◆ Task requirements: Exactly as written, print each record in the listing.

◆ Given entries:
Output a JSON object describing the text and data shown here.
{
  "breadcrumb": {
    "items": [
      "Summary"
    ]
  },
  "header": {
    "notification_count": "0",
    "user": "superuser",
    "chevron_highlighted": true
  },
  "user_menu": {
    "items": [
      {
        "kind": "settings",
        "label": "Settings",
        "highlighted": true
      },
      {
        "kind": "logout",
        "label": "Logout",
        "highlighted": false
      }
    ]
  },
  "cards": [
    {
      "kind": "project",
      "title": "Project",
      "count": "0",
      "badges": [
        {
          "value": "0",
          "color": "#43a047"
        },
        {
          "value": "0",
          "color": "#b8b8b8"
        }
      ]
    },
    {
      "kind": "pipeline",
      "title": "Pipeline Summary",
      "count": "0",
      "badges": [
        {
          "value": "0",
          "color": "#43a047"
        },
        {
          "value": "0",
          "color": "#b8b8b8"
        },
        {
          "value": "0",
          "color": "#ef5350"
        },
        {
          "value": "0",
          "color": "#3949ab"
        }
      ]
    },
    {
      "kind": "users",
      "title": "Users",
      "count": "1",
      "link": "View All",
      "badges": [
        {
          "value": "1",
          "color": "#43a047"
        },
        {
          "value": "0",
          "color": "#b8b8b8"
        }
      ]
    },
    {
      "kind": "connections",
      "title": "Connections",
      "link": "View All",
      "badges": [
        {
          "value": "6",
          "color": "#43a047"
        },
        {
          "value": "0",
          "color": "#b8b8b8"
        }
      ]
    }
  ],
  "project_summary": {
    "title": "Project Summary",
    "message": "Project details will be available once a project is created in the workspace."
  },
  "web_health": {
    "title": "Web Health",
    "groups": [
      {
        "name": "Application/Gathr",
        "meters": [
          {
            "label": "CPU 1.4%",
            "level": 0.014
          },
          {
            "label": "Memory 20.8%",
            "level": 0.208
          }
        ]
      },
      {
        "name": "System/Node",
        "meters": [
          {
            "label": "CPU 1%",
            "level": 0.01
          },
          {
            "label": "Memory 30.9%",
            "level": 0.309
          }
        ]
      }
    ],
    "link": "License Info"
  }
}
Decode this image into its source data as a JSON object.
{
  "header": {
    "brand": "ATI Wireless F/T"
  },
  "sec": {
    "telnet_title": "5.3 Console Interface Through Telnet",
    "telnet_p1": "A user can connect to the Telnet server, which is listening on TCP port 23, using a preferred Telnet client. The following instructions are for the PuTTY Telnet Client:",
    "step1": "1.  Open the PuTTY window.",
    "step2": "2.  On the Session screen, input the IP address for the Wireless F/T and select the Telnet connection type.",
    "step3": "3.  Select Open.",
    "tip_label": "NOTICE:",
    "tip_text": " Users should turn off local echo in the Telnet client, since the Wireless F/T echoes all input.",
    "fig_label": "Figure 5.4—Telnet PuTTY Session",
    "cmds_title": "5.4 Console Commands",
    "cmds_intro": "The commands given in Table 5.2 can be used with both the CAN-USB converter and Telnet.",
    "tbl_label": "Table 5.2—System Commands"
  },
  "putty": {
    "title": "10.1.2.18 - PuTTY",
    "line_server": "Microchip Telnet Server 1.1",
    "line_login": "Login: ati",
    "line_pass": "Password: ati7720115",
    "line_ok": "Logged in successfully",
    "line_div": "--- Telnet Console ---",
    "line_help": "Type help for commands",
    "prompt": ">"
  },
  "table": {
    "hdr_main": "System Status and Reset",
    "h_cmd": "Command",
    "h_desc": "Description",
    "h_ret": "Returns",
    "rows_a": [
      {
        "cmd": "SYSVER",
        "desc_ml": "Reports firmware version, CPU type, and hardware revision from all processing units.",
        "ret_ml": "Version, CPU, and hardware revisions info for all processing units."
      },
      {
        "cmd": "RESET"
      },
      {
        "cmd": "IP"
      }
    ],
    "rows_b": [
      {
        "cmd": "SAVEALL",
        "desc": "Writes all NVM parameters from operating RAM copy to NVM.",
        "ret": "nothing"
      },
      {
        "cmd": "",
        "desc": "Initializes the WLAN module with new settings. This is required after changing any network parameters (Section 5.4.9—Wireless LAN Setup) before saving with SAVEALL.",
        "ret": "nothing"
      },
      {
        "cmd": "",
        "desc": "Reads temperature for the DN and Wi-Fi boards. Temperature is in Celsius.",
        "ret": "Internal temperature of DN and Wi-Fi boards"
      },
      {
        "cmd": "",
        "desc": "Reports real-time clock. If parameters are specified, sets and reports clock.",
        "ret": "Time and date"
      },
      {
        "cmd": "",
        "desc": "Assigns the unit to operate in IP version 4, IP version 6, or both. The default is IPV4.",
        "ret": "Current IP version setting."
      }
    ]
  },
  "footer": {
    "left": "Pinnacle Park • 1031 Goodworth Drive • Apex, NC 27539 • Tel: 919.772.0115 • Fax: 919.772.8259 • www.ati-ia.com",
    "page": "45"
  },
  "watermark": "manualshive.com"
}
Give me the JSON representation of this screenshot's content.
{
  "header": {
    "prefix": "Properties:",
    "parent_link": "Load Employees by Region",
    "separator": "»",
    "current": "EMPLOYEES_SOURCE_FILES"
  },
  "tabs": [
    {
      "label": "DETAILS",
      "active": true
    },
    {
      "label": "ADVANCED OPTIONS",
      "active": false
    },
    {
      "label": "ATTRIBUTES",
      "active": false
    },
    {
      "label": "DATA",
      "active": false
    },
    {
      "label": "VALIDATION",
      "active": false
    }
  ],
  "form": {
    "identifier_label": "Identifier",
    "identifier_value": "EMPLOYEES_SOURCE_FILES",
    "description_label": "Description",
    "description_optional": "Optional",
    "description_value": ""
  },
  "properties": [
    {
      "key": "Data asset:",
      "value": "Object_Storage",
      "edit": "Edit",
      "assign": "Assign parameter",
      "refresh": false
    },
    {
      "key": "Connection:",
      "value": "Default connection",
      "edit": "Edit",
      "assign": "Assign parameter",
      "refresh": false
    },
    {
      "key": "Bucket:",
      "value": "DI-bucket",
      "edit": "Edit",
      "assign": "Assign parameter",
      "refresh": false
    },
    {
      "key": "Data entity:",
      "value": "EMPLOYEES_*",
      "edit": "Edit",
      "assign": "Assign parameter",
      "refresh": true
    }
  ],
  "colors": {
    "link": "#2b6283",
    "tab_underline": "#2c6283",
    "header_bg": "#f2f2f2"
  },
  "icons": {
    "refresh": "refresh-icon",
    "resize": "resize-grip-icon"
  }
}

◆ Reply to the exercise:
Output a JSON object describing the text and data shown here.
{
  "breadcrumb": {
    "items": [
      "Summary"
    ]
  },
  "header": {
    "notification_count": "0",
    "user": "superuser",
    "chevron_highlighted": true
  },
  "user_menu": {
    "items": [
      {
        "kind": "settings",
        "label": "Settings",
        "highlighted": true
      },
      {
        "kind": "logout",
        "label": "Logout",
        "highlighted": false
      }
    ]
  },
  "cards": [
    {
      "kind": "project",
      "title": "Project",
      "count": "0",
      "badges": [
        {
          "value": "0",
          "color": "#43a047"
        },
        {
          "value": "0",
          "color": "#b8b8b8"
        }
      ]
    },
    {
      "kind": "pipeline",
      "title": "Pipeline Summary",
      "count": "0",
      "badges": [
        {
          "value": "0",
          "color": "#43a047"
        },
        {
          "value": "0",
          "color": "#b8b8b8"
        },
        {
          "value": "0",
          "color": "#ef5350"
        },
        {
          "value": "0",
          "color": "#3949ab"
        }
      ]
    },
    {
      "kind": "users",
      "title": "Users",
      "count": "1",
      "link": "View All",
      "badges": [
        {
          "value": "1",
          "color": "#43a047"
        },
        {
          "value": "0",
          "color": "#b8b8b8"
        }
      ]
    },
    {
      "kind": "connections",
      "title": "Connections",
      "link": "View All",
      "badges": [
        {
          "value": "6",
          "color": "#43a047"
        },
        {
          "value": "0",
          "color": "#b8b8b8"
        }
      ]
    }
  ],
  "project_summary": {
    "title": "Project Summary",
    "message": "Project details will be available once a project is created in the workspace."
  },
  "web_health": {
    "title": "Web Health",
    "groups": [
      {
        "name": "Application/Gathr",
        "meters": [
          {
            "label": "CPU 1.4%",
            "level": 0.014
          },
          {
            "label": "Memory 20.8%",
            "level": 0.208
          }
        ]
      },
      {
        "name": "System/Node",
        "meters": [
          {
            "label": "CPU 1%",
            "level": 0.01
          },
          {
            "label": "Memory 30.9%",
            "level": 0.309
          }
        ]
      }
    ],
    "link": "License Info"
  }
}
Decode this image into its source data as a JSON object.
{
  "header": {
    "brand": "ATI Wireless F/T"
  },
  "sec": {
    "telnet_title": "5.3 Console Interface Through Telnet",
    "telnet_p1": "A user can connect to the Telnet server, which is listening on TCP port 23, using a preferred Telnet client. The following instructions are for the PuTTY Telnet Client:",
    "step1": "1.  Open the PuTTY window.",
    "step2": "2.  On the Session screen, input the IP address for the Wireless F/T and select the Telnet connection type.",
    "step3": "3.  Select Open.",
    "tip_label": "NOTICE:",
    "tip_text": " Users should turn off local echo in the Telnet client, since the Wireless F/T echoes all input.",
    "fig_label": "Figure 5.4—Telnet PuTTY Session",
    "cmds_title": "5.4 Console Commands",
    "cmds_intro": "The commands given in Table 5.2 can be used with both the CAN-USB converter and Telnet.",
    "tbl_label": "Table 5.2—System Commands"
  },
  "putty": {
    "title": "10.1.2.18 - PuTTY",
    "line_server": "Microchip Telnet Server 1.1",
    "line_login": "Login: ati",
    "line_pass": "Password: ati7720115",
    "line_ok": "Logged in successfully",
    "line_div": "--- Telnet Console ---",
    "line_help": "Type help for commands",
    "prompt": ">"
  },
  "table": {
    "hdr_main": "System Status and Reset",
    "h_cmd": "Command",
    "h_desc": "Description",
    "h_ret": "Returns",
    "rows_a": [
      {
        "cmd": "SYSVER",
        "desc_ml": "Reports firmware version, CPU type, and hardware revision from all processing units.",
        "ret_ml": "Version, CPU, and hardware revisions info for all processing units."
      },
      {
        "cmd": "RESET"
      },
      {
        "cmd": "IP"
      }
    ],
    "rows_b": [
      {
        "cmd": "SAVEALL",
        "desc": "Writes all NVM parameters from operating RAM copy to NVM.",
        "ret": "nothing"
      },
      {
        "cmd": "",
        "desc": "Initializes the WLAN module with new settings. This is required after changing any network parameters (Section 5.4.9—Wireless LAN Setup) before saving with SAVEALL.",
        "ret": "nothing"
      },
      {
        "cmd": "",
        "desc": "Reads temperature for the DN and Wi-Fi boards. Temperature is in Celsius.",
        "ret": "Internal temperature of DN and Wi-Fi boards"
      },
      {
        "cmd": "",
        "desc": "Reports real-time clock. If parameters are specified, sets and reports clock.",
        "ret": "Time and date"
      },
      {
        "cmd": "",
        "desc": "Assigns the unit to operate in IP version 4, IP version 6, or both. The default is IPV4.",
        "ret": "Current IP version setting."
      }
    ]
  },
  "footer": {
    "left": "Pinnacle Park • 1031 Goodworth Drive • Apex, NC 27539 • Tel: 919.772.0115 • Fax: 919.772.8259 • www.ati-ia.com",
    "page": "45"
  },
  "watermark": "manualshive.com"
}
Give me the JSON representation of this screenshot's content.
{
  "header": {
    "prefix": "Properties:",
    "parent_link": "Load Employees by Region",
    "separator": "»",
    "current": "EMPLOYEES_SOURCE_FILES"
  },
  "tabs": [
    {
      "label": "DETAILS",
      "active": true
    },
    {
      "label": "ADVANCED OPTIONS",
      "active": false
    },
    {
      "label": "ATTRIBUTES",
      "active": false
    },
    {
      "label": "DATA",
      "active": false
    },
    {
      "label": "VALIDATION",
      "active": false
    }
  ],
  "form": {
    "identifier_label": "Identifier",
    "identifier_value": "EMPLOYEES_SOURCE_FILES",
    "description_label": "Description",
    "description_optional": "Optional",
    "description_value": ""
  },
  "properties": [
    {
      "key": "Data asset:",
      "value": "Object_Storage",
      "edit": "Edit",
      "assign": "Assign parameter",
      "refresh": false
    },
    {
      "key": "Connection:",
      "value": "Default connection",
      "edit": "Edit",
      "assign": "Assign parameter",
      "refresh": false
    },
    {
      "key": "Bucket:",
      "value": "DI-bucket",
      "edit": "Edit",
      "assign": "Assign parameter",
      "refresh": false
    },
    {
      "key": "Data entity:",
      "value": "EMPLOYEES_*",
      "edit": "Edit",
      "assign": "Assign parameter",
      "refresh": true
    }
  ],
  "colors": {
    "link": "#2b6283",
    "tab_underline": "#2c6283",
    "header_bg": "#f2f2f2"
  },
  "icons": {
    "refresh": "refresh-icon",
    "resize": "resize-grip-icon"
  }
}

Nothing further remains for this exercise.